Fragmento del texto:
+++
A las dos de la tarde terminan de trabajar y se van a comer al mismo sitio al que van desde hace 15 años, un pequeño puesto de hamburguesas del Parque Tolsa, junto a la parada de metro de Balderas. Allí, sentados sobre unos taburetes de plástico, hablan distendidamente sobre las penurias, los accidentes y los muertos que han ido dejando atrás después de más de 20 años trabajando en el subsuelo. “Nos hemos aferrado al metro por la necesidad de que no tenemos otra fuente de empleo. Pero sí, hay muchas historias que contar de compañeros que se han muerto”, dice Francisco. Y cuenta, y habla de un compañero que iba un vagón por delante de él hace unos años, calculó mal la distancia entre la última puerta del vagón en el que estaba y la primera del siguiente, y se cayó a las vías. “Le calculó mal y se metió en medio de los vagones”, dice. El conductor cerró las puertas y antes de que nadie pudiera dar aviso, arrancó y pasó a su compañero por encima. “Y así otros también”, dice Francisco muy tranquilo, “no puede uno distraerse”.
Alejandro Cruz, director de la Asociación Nacional de Invidentes con Oficios y Artes Múltiples, asegura que de momento este año conoce el caso de tres ciegos muertos trabajando en el metro. Asegura que encontrar datos oficiales al respecto es casi imposible “porque el metro lo oculta”. “No lo dicen, cuando hay algún accidente y queremos los videos para ver qué ha pasado, no los dan”, asegura Cruz, que ha sufrido en sus propias carnes el riesgo de trabajar ahí abajo. “Mi mujer y yo, que también es ciega, nos hemos caído al metro al menos dos veces”, cuenta. En una de esas no pudo soltar el bastón de metal antes de caer al suelo, y tocó con él los cables de alta tensión. “Me electrocuté y me quemé las piernas, el cabello, la cara, tanto que quedé irreconocible. Cuando vinieron a verme al hospital, mis familiares me decían que casi no me reconocían”, relata Cruz en una llamada telefónica.
—¿Ha cambiado algo después de todos estos accidentes?
—Al contrario. Las autoridades del metro, lejos de ayudarnos, no están poniendo las cosas cada vez más difíciles.
Los policías de la Secretaría de Seguridad Ciudadana, que prefieren no dar su nombre, alegan que en teoría ellos no pueden estar ahí trabajando. “Hay clientes que se quejan del ruido”, dice uno. “Pero no no, nosotros les respetamos, subimos el volumen de nuestra radio y ellos lo reconocen y quitan su música”, dice otra. “Además, hacen lo que quieren, les echamos, pero se meten por otra entrada porque para ellos el ticket es gratis”, dice el tercero. Las autoridades del metro no han respondido a los repetidos intentos de contactarles.
“Es el pan de todos los días”, dice Francisco varias veces, “pero pues no queda otra”. Gracias a ese trabajo ha conseguido criar a su hija de 20 años. Elías tiene dos hijos, de 20 y 19 años, y también ha conseguido sacarlos adelante gracias al dinero que consigue en el metro. “Y la mayoría de la gente no ayuda”, se queja con la hamburguesa entre las manos, “como la humanidad anda a las carreras, perdemos la empatía y la cultura de facilitarle las cosas a la gente con discapacidad. Y así nos va”.
+++
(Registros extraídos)
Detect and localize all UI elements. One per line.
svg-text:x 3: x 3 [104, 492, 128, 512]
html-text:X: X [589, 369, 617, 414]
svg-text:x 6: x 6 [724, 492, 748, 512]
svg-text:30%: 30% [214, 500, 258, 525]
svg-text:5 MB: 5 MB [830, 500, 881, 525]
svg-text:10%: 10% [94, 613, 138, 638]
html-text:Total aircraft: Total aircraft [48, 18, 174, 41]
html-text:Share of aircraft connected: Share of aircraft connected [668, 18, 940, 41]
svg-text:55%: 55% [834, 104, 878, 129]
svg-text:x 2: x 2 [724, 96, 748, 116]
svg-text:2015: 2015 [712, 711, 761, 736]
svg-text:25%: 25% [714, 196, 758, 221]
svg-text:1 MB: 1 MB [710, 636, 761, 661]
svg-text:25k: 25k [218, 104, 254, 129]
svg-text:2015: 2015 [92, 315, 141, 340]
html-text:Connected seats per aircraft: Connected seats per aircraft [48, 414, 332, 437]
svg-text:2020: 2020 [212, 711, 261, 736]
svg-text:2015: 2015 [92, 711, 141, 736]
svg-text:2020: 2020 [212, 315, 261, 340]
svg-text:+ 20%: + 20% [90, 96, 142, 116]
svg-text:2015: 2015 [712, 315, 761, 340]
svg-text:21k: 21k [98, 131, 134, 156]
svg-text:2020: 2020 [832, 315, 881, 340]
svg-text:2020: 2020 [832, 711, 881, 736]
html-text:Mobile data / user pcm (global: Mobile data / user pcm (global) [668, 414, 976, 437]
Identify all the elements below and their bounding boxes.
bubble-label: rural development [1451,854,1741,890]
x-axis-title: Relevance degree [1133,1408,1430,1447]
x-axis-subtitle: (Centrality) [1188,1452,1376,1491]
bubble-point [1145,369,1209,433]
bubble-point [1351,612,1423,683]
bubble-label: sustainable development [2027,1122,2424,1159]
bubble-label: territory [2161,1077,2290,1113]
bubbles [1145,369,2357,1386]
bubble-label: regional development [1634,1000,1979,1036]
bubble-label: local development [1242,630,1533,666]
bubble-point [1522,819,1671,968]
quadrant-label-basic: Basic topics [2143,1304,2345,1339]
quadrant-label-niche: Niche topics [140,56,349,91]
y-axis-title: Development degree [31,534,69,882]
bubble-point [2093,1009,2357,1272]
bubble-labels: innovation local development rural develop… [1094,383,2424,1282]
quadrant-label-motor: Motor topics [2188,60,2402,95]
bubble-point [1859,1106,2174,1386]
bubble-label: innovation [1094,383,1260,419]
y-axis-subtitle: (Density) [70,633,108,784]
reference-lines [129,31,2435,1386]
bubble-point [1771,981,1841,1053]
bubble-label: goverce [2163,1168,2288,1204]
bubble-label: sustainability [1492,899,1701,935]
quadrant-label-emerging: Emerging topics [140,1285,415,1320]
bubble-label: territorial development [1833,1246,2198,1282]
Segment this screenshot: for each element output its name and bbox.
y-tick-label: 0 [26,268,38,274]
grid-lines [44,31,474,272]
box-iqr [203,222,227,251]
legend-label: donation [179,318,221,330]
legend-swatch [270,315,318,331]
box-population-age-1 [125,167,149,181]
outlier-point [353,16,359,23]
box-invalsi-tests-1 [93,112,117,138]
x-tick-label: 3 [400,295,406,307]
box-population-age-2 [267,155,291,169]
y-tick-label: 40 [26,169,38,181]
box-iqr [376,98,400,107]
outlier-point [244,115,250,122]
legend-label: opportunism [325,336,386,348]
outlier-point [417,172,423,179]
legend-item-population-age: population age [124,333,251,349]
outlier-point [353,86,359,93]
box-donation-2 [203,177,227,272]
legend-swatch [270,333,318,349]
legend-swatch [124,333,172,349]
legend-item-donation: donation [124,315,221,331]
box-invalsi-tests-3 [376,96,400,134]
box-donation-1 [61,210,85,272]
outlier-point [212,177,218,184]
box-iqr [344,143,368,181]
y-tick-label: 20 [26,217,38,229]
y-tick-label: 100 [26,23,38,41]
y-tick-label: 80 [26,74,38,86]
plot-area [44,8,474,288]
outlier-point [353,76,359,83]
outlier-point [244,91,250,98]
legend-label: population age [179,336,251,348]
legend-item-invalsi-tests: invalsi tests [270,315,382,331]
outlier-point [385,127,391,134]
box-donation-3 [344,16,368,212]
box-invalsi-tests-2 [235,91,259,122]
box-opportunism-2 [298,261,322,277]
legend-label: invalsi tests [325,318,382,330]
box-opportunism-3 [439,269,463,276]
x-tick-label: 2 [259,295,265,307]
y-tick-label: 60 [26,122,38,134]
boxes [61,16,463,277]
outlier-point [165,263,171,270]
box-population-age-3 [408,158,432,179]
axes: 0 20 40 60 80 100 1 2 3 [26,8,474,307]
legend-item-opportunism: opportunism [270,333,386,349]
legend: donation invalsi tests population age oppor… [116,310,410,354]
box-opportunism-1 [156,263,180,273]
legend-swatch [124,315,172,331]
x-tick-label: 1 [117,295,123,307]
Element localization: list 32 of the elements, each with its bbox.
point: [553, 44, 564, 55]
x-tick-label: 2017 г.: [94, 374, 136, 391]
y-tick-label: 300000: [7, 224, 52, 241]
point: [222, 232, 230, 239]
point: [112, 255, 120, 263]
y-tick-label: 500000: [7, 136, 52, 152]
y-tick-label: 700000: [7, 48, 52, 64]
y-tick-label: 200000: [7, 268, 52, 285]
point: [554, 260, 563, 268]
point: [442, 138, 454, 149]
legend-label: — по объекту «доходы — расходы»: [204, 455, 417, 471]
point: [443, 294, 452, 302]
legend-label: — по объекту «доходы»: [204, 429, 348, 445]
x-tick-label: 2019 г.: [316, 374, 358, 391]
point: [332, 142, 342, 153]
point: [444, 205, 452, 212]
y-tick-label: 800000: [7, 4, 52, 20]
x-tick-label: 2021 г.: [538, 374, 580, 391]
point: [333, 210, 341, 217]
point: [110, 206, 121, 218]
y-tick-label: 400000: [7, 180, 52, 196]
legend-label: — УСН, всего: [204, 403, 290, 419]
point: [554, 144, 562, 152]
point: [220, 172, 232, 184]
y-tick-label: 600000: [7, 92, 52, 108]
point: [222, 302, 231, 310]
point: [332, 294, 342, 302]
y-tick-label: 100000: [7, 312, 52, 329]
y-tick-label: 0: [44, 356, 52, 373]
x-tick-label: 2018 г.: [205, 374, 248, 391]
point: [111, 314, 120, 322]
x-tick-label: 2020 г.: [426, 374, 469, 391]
+++
Acción requerida: Explica en una a tres oraciones, por favor, por qué Alejandro Cruz afirma en el fragmento que es casi imposible encontrar datos oficiales sobre las muertes de ciegos en el metro.

Resultado de la tarea: Según él, el metro lo oculta: no informa de esos casos, y cuando hay un accidente y piden los videos para ver qué ha pasado, no se los entregan.